_Directions_: Return the count of lines with the string "suggestion" in them, and nothing else.

_Given records_:

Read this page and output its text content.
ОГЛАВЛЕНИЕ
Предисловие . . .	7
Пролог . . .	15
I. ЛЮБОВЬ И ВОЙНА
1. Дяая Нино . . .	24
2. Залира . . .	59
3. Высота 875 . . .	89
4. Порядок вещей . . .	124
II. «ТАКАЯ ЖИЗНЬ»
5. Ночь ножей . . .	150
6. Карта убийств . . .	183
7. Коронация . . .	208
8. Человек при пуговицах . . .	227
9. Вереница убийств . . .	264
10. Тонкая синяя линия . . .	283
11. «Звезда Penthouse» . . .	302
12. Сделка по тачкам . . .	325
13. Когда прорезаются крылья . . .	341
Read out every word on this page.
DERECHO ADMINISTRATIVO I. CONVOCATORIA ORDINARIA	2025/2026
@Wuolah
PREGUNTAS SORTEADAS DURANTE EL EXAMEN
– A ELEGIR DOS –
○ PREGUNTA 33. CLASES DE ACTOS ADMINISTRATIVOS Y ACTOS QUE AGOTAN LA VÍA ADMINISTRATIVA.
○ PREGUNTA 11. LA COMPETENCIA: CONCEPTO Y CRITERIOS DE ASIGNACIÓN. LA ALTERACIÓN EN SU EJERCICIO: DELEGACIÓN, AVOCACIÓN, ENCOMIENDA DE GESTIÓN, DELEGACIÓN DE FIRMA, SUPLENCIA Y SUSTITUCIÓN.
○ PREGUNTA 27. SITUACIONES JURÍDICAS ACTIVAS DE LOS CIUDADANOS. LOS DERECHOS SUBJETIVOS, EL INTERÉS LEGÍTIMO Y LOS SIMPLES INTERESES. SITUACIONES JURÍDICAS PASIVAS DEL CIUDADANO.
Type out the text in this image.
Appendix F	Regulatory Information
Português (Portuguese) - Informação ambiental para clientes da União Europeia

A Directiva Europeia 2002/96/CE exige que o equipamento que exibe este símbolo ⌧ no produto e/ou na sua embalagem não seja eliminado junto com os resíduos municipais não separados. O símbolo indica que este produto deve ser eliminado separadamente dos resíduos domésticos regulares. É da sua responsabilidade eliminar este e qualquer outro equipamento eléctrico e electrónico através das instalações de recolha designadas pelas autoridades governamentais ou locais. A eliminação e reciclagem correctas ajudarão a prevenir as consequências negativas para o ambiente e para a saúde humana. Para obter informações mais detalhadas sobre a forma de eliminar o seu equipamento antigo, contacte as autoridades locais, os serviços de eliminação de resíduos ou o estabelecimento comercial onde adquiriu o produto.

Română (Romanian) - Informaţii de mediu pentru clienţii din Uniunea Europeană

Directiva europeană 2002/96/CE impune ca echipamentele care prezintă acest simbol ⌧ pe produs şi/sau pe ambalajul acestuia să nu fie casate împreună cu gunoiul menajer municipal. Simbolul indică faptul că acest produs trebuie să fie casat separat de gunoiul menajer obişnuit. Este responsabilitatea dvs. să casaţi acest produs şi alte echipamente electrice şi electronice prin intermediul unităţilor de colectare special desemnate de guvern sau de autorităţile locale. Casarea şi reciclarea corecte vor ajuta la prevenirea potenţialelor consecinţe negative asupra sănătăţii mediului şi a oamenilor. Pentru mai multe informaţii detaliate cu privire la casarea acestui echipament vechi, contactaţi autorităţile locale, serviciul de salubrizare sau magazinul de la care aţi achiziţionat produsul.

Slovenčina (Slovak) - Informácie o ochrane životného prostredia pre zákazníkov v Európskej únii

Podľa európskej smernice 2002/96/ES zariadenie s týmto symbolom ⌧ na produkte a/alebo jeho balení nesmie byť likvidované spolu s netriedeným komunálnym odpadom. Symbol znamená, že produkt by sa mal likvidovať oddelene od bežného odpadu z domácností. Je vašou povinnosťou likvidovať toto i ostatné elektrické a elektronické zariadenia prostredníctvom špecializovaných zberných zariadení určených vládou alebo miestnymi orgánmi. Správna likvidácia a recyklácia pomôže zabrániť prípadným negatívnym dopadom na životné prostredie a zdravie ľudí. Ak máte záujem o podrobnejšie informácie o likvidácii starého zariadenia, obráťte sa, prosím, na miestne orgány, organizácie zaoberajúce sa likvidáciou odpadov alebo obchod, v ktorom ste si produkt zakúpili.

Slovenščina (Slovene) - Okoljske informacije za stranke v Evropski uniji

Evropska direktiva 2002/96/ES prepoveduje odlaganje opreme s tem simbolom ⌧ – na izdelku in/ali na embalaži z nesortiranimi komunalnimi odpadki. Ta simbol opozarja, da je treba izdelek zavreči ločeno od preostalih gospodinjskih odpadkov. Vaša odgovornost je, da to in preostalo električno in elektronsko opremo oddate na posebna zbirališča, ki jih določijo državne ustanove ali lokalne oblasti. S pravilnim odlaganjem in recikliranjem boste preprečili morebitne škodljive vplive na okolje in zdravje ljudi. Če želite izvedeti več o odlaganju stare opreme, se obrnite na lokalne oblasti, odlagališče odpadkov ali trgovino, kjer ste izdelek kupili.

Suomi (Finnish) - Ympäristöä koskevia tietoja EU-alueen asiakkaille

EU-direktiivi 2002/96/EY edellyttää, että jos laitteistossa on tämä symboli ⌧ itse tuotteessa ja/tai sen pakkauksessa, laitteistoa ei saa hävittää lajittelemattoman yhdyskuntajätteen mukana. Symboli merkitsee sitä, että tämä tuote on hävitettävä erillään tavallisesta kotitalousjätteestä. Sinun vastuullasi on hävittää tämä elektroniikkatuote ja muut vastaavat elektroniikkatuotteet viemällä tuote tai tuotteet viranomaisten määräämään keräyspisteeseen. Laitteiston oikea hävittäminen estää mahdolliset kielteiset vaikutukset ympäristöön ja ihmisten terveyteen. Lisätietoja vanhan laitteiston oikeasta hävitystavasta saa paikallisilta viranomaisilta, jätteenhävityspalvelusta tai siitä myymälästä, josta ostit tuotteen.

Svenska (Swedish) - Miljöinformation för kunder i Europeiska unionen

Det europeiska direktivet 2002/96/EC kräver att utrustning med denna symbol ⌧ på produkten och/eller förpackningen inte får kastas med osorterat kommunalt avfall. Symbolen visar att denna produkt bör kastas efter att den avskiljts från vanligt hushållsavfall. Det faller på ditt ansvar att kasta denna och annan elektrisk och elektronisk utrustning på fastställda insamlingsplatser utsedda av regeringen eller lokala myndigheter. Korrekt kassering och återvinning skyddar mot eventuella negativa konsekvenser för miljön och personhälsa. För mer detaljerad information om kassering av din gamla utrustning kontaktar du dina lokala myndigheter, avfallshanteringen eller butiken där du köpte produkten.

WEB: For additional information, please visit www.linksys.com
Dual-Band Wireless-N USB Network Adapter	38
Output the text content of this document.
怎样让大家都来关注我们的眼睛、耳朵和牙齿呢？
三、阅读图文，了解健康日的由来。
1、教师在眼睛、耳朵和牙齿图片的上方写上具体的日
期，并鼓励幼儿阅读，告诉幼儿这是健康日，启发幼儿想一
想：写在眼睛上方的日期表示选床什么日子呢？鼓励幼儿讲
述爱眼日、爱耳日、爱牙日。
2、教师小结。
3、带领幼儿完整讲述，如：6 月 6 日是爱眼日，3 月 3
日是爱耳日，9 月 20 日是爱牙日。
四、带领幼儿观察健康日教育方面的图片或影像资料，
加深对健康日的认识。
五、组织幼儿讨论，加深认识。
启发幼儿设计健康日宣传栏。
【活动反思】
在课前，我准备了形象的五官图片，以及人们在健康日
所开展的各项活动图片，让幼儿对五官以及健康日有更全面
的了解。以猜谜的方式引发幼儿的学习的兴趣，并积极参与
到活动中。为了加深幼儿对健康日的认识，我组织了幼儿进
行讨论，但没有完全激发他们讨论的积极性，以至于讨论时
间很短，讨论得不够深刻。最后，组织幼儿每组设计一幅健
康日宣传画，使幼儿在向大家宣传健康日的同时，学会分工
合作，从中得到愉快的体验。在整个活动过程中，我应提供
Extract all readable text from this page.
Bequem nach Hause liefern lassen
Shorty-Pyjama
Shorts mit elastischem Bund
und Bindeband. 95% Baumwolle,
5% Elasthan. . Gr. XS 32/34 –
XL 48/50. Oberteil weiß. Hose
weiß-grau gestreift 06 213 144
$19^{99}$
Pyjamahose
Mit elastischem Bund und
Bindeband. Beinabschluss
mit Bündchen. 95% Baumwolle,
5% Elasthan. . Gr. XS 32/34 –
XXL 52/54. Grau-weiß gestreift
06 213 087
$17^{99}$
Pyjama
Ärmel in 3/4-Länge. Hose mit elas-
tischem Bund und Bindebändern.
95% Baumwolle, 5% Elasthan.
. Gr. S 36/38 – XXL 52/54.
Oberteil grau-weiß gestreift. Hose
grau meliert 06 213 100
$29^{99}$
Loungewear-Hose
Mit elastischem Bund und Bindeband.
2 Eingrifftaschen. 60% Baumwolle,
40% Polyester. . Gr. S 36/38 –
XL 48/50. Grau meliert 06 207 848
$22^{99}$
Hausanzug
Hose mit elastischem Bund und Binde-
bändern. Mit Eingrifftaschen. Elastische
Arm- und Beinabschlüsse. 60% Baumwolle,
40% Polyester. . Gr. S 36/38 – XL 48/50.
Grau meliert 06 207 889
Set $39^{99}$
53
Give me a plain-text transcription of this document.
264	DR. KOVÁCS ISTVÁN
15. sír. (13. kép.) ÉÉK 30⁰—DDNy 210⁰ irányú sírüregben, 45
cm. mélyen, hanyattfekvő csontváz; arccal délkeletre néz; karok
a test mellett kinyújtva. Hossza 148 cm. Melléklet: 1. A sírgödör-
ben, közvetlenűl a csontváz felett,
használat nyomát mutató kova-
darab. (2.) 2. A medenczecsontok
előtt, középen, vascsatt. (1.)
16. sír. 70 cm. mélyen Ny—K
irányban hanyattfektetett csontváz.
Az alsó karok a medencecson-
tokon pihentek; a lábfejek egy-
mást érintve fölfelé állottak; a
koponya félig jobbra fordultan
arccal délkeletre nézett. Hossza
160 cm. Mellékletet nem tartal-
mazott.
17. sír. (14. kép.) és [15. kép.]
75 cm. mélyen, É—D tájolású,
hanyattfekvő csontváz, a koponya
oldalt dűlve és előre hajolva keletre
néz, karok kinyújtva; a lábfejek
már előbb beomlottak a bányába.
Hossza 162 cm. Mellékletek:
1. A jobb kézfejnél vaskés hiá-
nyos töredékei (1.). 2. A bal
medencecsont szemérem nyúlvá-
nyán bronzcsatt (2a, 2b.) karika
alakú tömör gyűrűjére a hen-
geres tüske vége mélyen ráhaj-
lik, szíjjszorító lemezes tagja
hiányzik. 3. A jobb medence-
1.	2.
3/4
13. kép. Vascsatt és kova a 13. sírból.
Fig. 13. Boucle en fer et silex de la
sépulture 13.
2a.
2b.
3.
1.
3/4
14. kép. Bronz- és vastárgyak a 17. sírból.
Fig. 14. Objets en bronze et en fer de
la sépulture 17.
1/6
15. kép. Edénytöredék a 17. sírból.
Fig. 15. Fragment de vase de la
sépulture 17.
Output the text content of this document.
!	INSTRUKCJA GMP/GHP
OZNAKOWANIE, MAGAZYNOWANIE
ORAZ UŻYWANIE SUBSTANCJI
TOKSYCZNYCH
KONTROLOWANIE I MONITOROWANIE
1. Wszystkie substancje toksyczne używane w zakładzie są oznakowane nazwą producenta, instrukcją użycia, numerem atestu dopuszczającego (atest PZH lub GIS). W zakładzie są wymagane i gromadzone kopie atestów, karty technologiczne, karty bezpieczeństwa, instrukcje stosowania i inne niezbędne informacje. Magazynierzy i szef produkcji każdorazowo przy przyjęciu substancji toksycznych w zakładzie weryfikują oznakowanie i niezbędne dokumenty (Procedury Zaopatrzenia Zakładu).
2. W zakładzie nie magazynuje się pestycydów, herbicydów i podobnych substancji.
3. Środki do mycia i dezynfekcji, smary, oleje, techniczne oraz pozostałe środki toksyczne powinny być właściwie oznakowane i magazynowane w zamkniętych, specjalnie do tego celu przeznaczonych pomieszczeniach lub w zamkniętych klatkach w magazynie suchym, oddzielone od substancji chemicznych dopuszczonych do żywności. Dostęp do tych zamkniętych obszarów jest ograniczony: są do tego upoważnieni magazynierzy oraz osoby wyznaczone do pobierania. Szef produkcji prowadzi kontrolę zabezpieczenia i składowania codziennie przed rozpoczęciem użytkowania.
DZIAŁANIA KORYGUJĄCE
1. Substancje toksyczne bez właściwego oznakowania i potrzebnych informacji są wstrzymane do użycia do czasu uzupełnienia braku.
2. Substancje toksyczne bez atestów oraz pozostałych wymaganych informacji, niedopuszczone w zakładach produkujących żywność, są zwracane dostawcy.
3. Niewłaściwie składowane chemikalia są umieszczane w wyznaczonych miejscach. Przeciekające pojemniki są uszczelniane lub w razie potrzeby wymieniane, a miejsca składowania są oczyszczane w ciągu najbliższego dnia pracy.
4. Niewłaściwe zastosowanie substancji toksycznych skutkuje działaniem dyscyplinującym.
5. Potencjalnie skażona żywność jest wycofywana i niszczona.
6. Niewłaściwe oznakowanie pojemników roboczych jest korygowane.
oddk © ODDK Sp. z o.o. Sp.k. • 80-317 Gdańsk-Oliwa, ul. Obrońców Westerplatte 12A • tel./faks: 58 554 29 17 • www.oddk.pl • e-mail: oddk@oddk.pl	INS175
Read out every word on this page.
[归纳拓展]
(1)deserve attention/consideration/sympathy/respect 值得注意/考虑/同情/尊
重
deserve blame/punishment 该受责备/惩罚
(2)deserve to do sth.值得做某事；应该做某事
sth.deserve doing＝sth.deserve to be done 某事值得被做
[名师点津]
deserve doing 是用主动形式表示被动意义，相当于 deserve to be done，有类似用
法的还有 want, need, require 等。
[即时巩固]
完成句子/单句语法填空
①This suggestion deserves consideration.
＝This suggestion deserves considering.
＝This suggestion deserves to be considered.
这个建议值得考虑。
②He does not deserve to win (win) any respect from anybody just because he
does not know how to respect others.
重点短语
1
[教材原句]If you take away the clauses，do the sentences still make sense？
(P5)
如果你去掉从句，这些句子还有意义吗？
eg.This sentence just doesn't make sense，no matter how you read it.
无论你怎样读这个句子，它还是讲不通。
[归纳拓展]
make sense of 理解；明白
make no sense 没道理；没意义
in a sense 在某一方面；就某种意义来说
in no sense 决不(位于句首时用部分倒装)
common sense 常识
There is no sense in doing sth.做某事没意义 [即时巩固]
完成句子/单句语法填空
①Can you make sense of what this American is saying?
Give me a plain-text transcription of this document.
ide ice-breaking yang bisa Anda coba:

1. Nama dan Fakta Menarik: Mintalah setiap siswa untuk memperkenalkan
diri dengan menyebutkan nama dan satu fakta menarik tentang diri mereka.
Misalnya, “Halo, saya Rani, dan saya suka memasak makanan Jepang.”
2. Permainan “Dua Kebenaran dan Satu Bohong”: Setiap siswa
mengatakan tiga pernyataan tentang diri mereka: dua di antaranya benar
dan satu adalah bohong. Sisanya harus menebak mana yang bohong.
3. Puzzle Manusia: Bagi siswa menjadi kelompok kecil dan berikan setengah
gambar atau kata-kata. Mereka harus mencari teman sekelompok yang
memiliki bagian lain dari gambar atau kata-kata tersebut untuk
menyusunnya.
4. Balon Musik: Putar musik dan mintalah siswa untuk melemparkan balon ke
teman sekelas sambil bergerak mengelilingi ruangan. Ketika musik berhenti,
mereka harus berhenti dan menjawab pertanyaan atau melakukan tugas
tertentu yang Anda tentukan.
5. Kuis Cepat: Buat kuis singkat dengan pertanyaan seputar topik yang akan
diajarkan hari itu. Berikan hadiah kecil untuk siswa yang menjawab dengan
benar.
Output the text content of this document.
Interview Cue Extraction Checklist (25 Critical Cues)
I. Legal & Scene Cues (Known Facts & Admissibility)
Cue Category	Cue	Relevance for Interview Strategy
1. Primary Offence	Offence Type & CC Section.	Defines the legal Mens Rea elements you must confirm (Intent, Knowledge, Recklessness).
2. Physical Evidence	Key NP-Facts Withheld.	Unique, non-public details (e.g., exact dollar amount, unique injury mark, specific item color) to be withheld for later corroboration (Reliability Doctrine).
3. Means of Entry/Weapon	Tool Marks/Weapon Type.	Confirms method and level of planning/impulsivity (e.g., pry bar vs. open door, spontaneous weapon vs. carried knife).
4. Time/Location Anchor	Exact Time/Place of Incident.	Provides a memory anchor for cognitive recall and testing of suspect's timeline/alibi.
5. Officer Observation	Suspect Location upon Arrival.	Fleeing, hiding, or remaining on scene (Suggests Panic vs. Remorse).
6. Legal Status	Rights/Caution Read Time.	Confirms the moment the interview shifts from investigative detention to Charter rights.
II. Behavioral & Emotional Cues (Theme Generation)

_Answer_: 3